→ **Exercise**: State the number of lines in the material below that have "this" in them, without any other text.

(Stored data)
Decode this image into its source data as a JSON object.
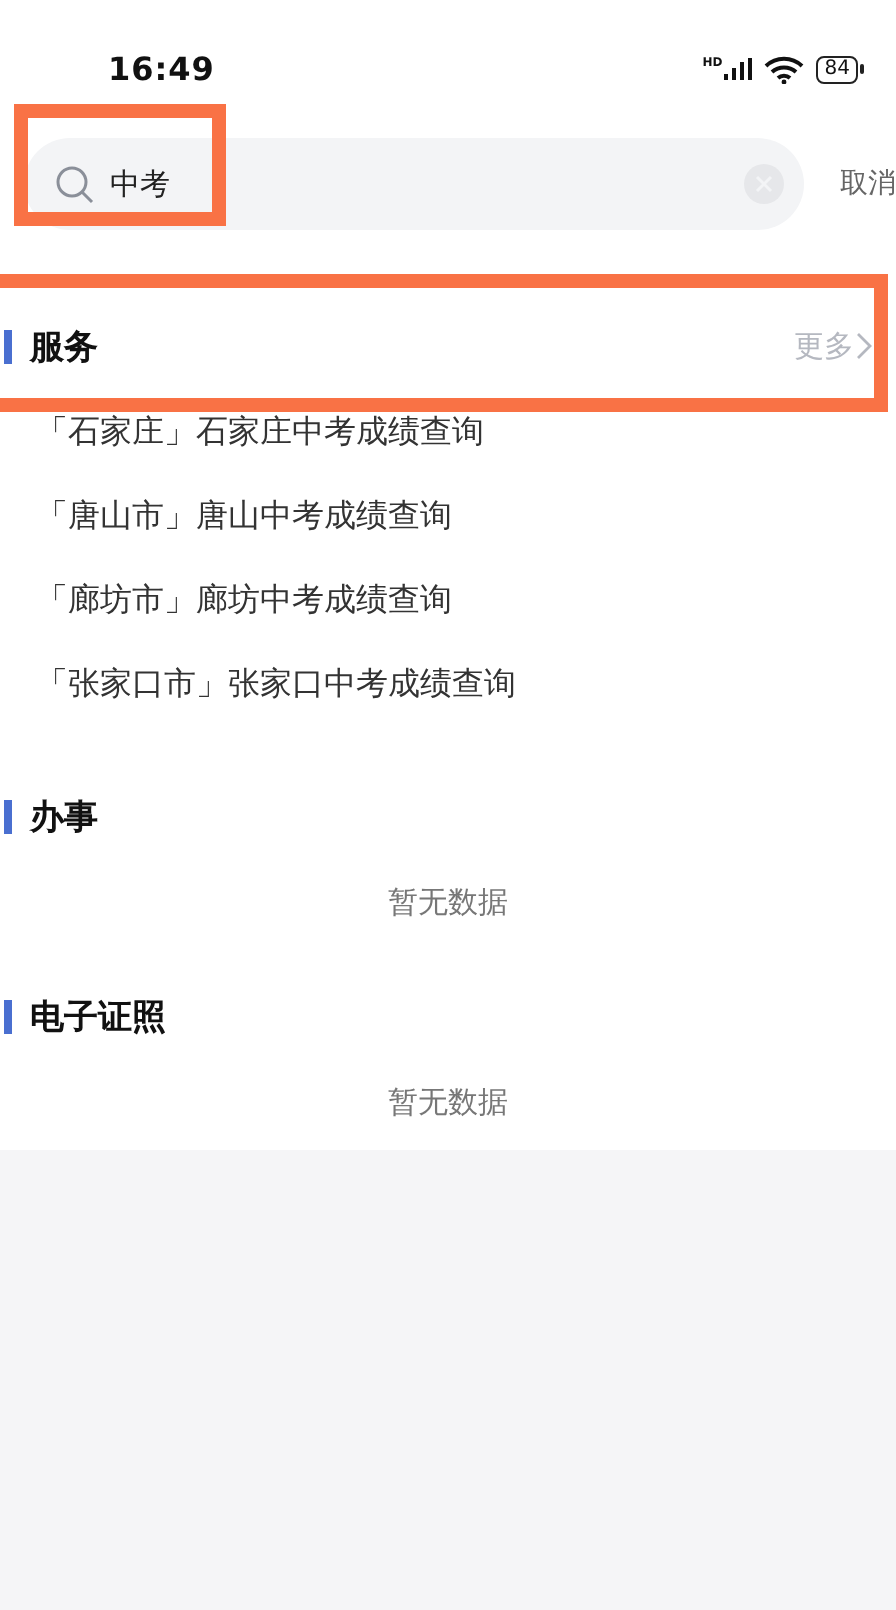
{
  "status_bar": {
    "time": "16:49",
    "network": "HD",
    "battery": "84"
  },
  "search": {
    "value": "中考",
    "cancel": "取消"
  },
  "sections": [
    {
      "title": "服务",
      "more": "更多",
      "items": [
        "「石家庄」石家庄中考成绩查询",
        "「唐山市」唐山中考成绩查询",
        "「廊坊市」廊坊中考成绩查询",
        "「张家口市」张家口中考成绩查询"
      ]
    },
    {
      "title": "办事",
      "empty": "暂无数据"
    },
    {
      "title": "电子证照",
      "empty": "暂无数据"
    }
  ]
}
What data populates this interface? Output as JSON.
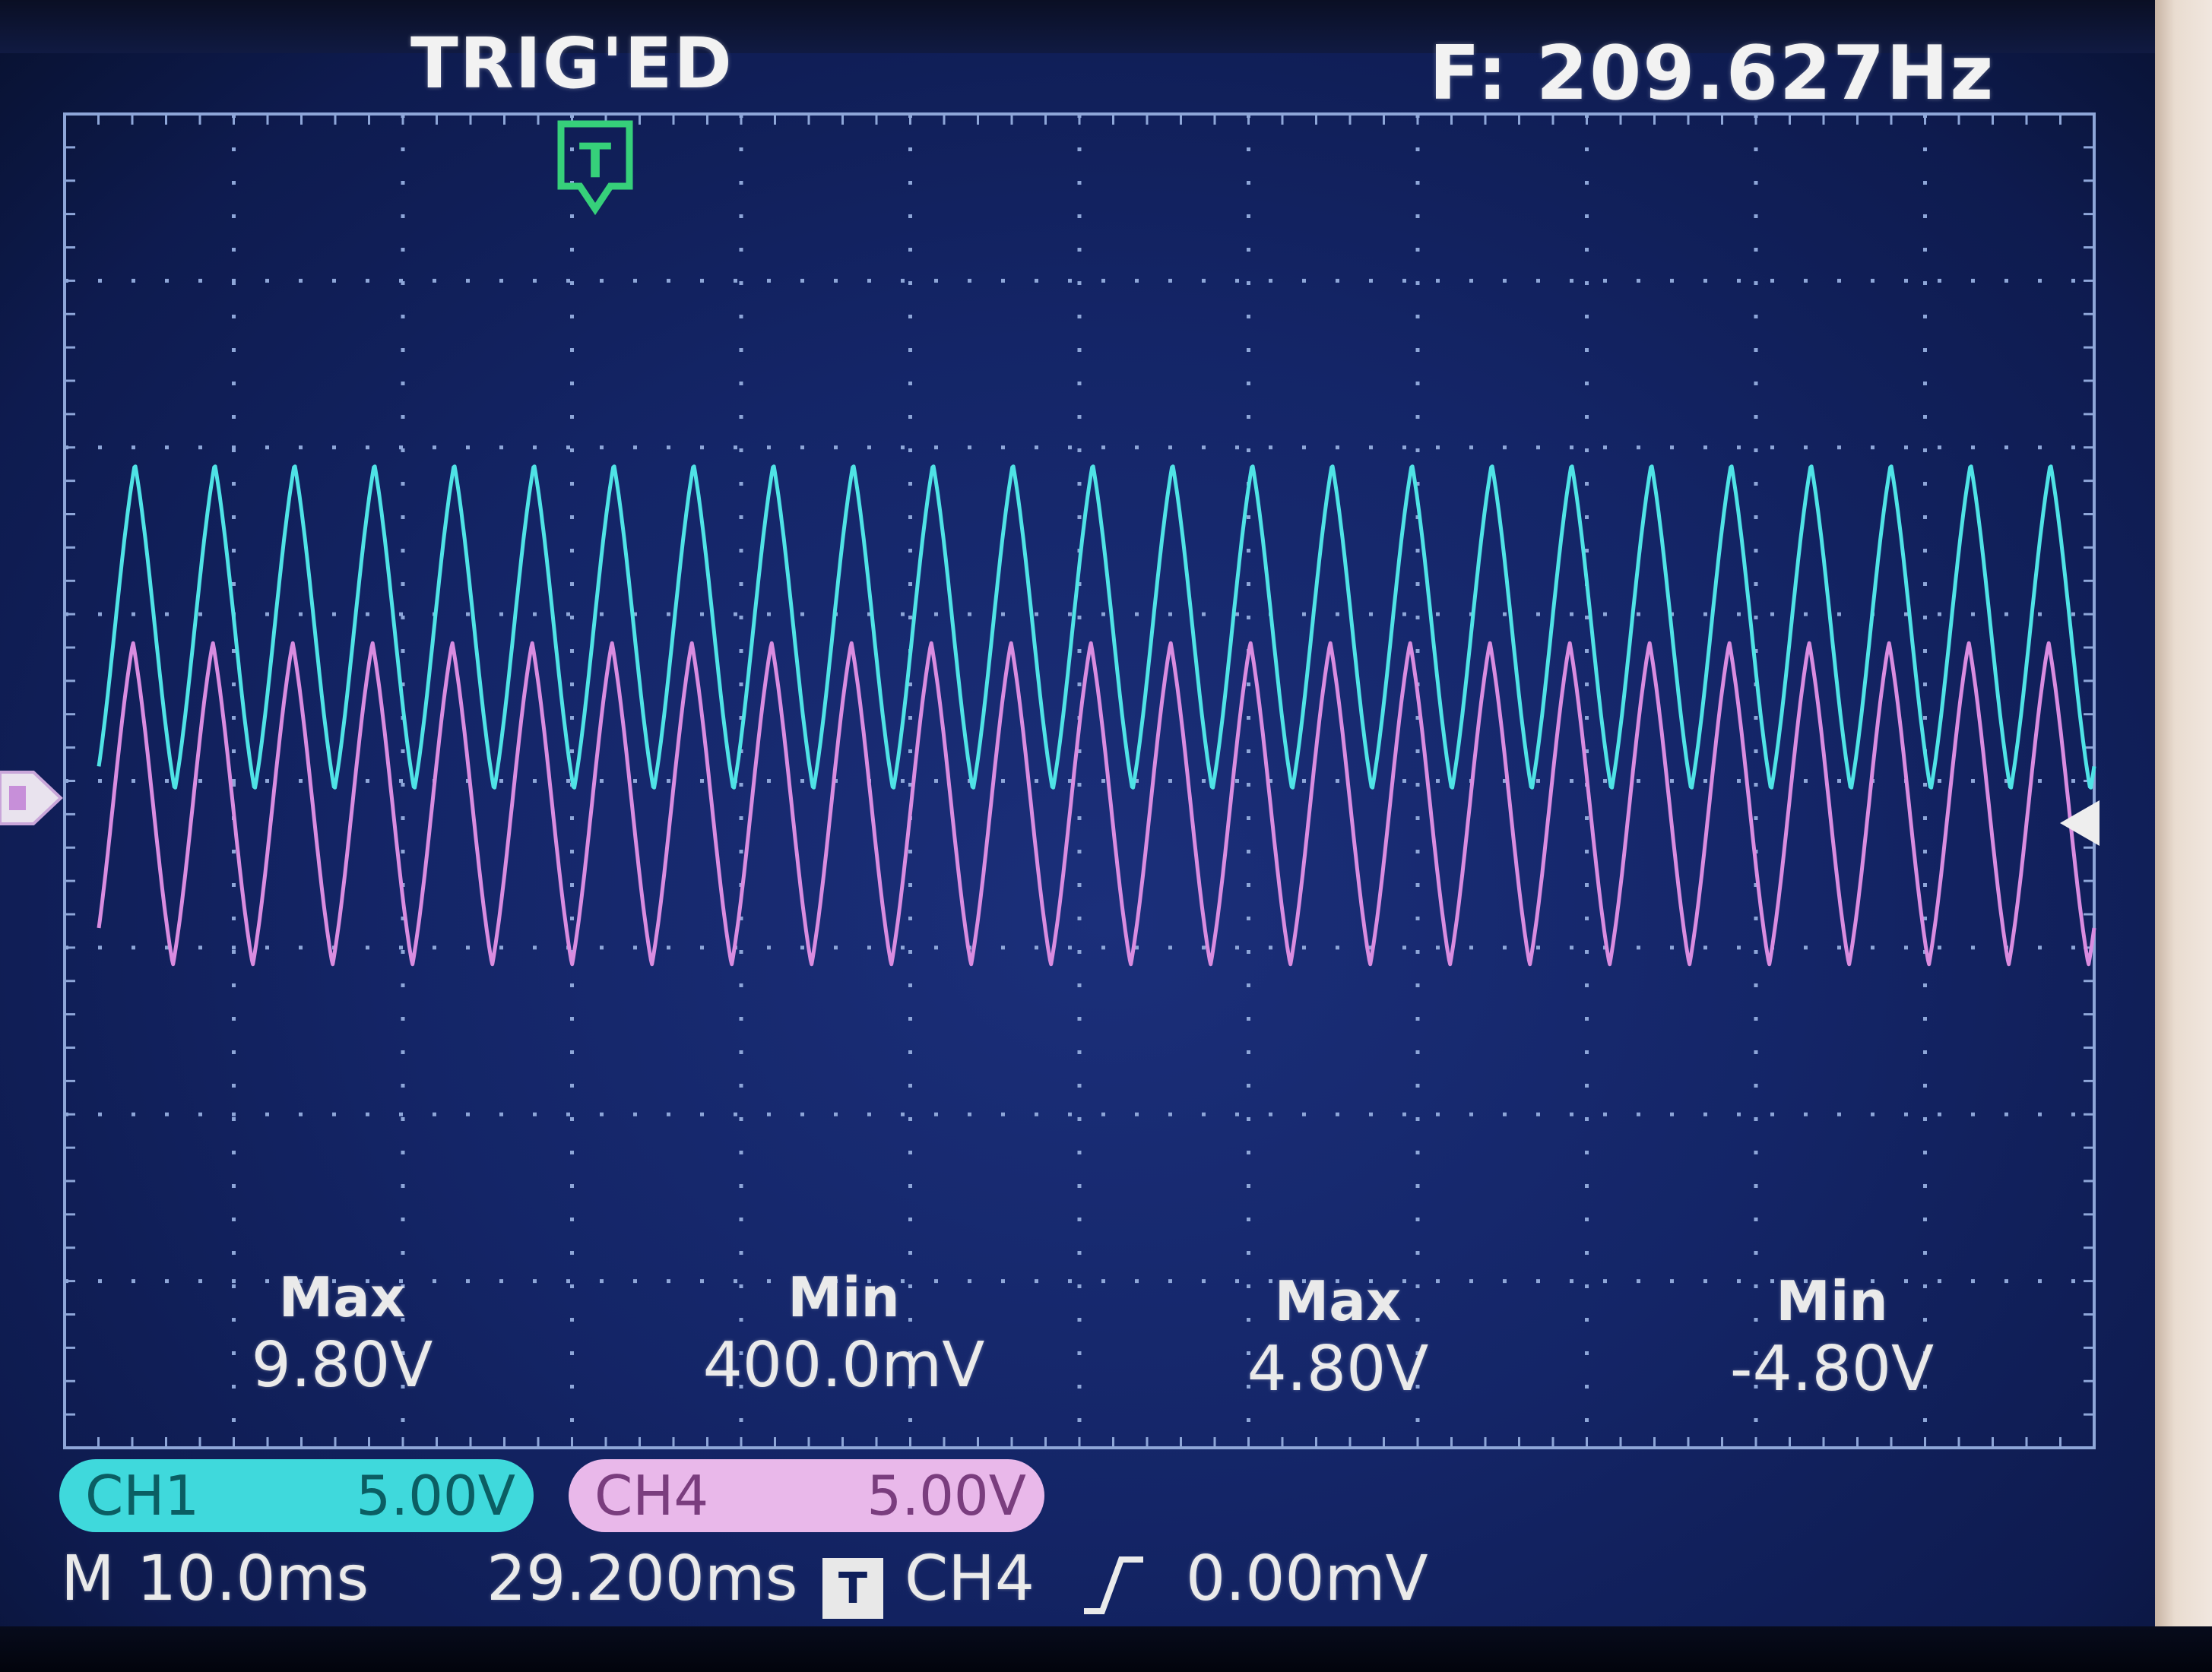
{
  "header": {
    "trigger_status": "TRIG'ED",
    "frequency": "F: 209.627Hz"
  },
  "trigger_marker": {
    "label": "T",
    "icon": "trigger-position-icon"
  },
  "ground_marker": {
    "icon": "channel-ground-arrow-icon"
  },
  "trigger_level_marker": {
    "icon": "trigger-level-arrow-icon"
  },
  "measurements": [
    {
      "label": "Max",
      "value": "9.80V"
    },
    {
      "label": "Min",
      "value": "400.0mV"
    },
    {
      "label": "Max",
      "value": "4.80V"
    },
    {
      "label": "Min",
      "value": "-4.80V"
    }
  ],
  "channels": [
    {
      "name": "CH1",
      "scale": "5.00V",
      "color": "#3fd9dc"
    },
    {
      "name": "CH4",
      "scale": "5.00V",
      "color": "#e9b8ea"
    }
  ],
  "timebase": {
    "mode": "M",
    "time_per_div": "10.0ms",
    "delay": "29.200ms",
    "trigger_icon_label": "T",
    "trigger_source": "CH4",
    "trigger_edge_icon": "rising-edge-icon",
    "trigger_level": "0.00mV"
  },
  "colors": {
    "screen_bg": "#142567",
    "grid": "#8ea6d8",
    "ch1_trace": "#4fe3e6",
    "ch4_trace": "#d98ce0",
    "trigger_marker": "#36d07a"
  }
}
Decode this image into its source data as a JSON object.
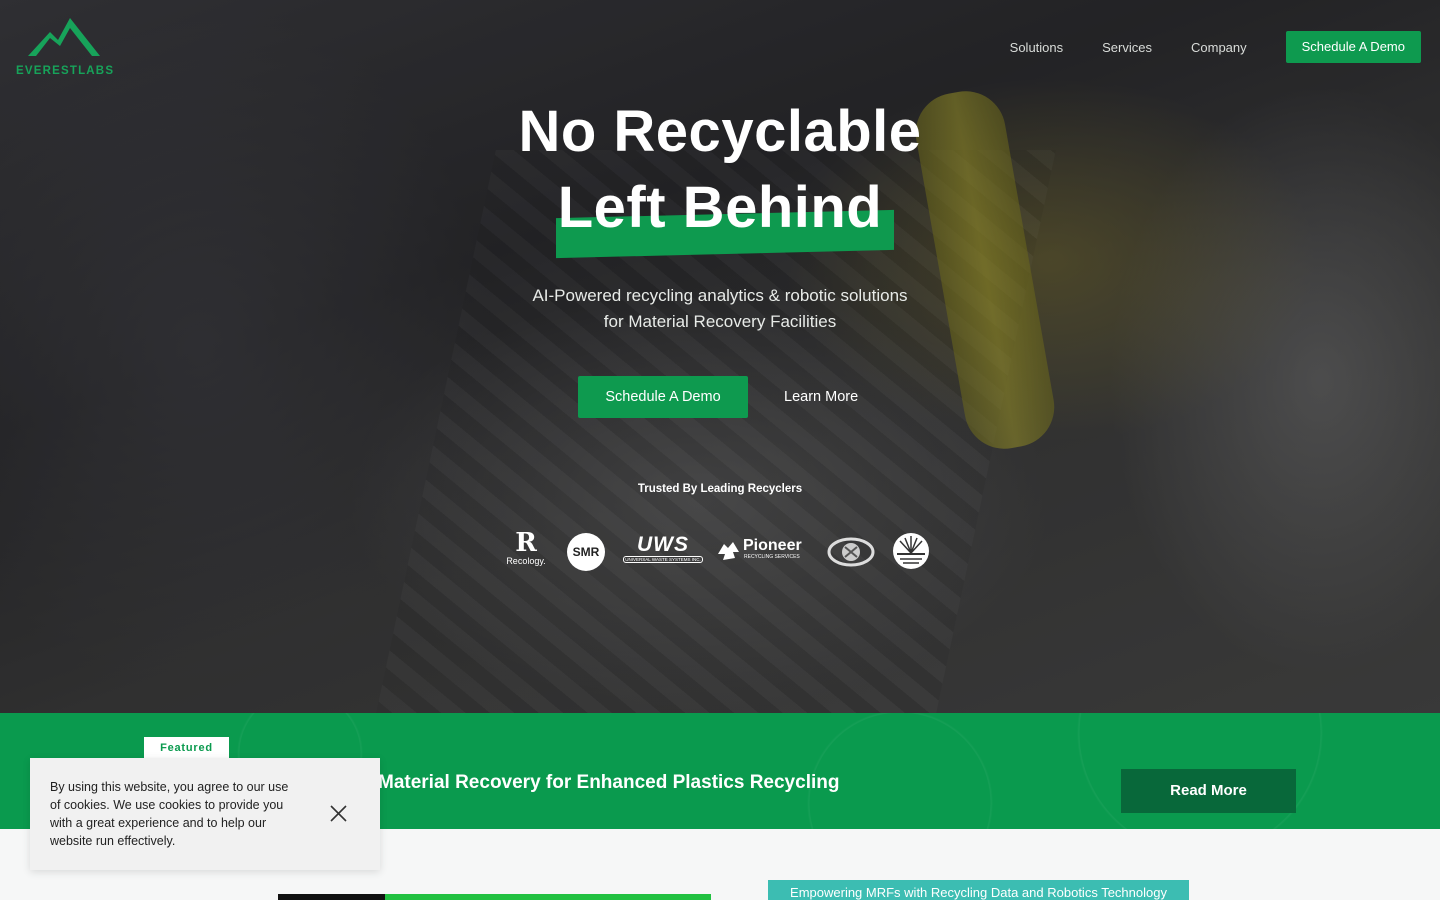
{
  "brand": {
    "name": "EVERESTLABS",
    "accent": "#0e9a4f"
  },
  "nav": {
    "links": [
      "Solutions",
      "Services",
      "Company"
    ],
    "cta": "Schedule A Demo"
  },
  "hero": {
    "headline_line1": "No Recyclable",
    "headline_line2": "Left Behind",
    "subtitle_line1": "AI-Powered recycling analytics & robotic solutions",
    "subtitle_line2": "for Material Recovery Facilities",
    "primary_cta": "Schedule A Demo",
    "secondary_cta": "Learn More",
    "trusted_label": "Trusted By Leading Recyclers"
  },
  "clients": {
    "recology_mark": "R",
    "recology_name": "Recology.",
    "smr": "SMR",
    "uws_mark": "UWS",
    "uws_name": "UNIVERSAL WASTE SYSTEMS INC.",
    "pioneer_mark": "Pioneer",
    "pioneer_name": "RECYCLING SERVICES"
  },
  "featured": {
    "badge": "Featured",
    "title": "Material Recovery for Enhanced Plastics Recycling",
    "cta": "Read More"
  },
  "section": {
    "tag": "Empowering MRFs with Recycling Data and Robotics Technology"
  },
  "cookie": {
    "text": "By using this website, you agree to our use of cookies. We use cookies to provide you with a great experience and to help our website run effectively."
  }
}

→ **The solution**: 4